**Prompt**
Transcribe every record that appears below, exactly and in full.

[Begin Records for this exercise]

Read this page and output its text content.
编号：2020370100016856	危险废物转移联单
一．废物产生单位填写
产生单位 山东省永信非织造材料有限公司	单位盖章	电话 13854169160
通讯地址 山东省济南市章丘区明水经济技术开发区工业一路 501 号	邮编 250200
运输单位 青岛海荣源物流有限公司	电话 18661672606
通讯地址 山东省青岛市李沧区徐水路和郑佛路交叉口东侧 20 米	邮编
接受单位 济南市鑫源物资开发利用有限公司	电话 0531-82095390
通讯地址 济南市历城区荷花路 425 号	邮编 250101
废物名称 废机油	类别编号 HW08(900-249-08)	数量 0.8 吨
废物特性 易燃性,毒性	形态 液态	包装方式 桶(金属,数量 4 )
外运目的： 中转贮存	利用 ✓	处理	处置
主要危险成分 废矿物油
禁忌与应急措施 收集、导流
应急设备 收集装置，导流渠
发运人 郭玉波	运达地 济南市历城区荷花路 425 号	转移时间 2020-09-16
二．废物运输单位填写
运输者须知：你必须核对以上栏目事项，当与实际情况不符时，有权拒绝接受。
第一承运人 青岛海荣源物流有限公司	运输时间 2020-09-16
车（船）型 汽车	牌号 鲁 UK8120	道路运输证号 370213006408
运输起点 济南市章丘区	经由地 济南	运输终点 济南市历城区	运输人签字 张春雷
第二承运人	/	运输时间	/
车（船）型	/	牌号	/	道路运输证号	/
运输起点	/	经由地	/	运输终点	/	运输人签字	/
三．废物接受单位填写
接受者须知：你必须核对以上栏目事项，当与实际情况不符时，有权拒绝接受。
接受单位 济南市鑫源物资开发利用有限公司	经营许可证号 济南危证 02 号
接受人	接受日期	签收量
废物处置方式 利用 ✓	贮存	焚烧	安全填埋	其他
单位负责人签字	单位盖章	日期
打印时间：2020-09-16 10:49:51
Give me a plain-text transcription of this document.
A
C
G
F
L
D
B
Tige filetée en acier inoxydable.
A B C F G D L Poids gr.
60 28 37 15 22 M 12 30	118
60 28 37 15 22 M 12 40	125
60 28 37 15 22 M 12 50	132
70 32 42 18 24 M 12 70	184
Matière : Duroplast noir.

[End Records for this exercise]

**Task answer**
Read this page and output its text content.
编号：2020370100016856	危险废物转移联单
一．废物产生单位填写
产生单位 山东省永信非织造材料有限公司	单位盖章	电话 13854169160
通讯地址 山东省济南市章丘区明水经济技术开发区工业一路 501 号	邮编 250200
运输单位 青岛海荣源物流有限公司	电话 18661672606
通讯地址 山东省青岛市李沧区徐水路和郑佛路交叉口东侧 20 米	邮编
接受单位 济南市鑫源物资开发利用有限公司	电话 0531-82095390
通讯地址 济南市历城区荷花路 425 号	邮编 250101
废物名称 废机油	类别编号 HW08(900-249-08)	数量 0.8 吨
废物特性 易燃性,毒性	形态 液态	包装方式 桶(金属,数量 4 )
外运目的： 中转贮存	利用 ✓	处理	处置
主要危险成分 废矿物油
禁忌与应急措施 收集、导流
应急设备 收集装置，导流渠
发运人 郭玉波	运达地 济南市历城区荷花路 425 号	转移时间 2020-09-16
二．废物运输单位填写
运输者须知：你必须核对以上栏目事项，当与实际情况不符时，有权拒绝接受。
第一承运人 青岛海荣源物流有限公司	运输时间 2020-09-16
车（船）型 汽车	牌号 鲁 UK8120	道路运输证号 370213006408
运输起点 济南市章丘区	经由地 济南	运输终点 济南市历城区	运输人签字 张春雷
第二承运人	/	运输时间	/
车（船）型	/	牌号	/	道路运输证号	/
运输起点	/	经由地	/	运输终点	/	运输人签字	/
三．废物接受单位填写
接受者须知：你必须核对以上栏目事项，当与实际情况不符时，有权拒绝接受。
接受单位 济南市鑫源物资开发利用有限公司	经营许可证号 济南危证 02 号
接受人	接受日期	签收量
废物处置方式 利用 ✓	贮存	焚烧	安全填埋	其他
单位负责人签字	单位盖章	日期
打印时间：2020-09-16 10:49:51
Give me a plain-text transcription of this document.
A
C
G
F
L
D
B
Tige filetée en acier inoxydable.
A B C F G D L Poids gr.
60 28 37 15 22 M 12 30	118
60 28 37 15 22 M 12 40	125
60 28 37 15 22 M 12 50	132
70 32 42 18 24 M 12 70	184
Matière : Duroplast noir.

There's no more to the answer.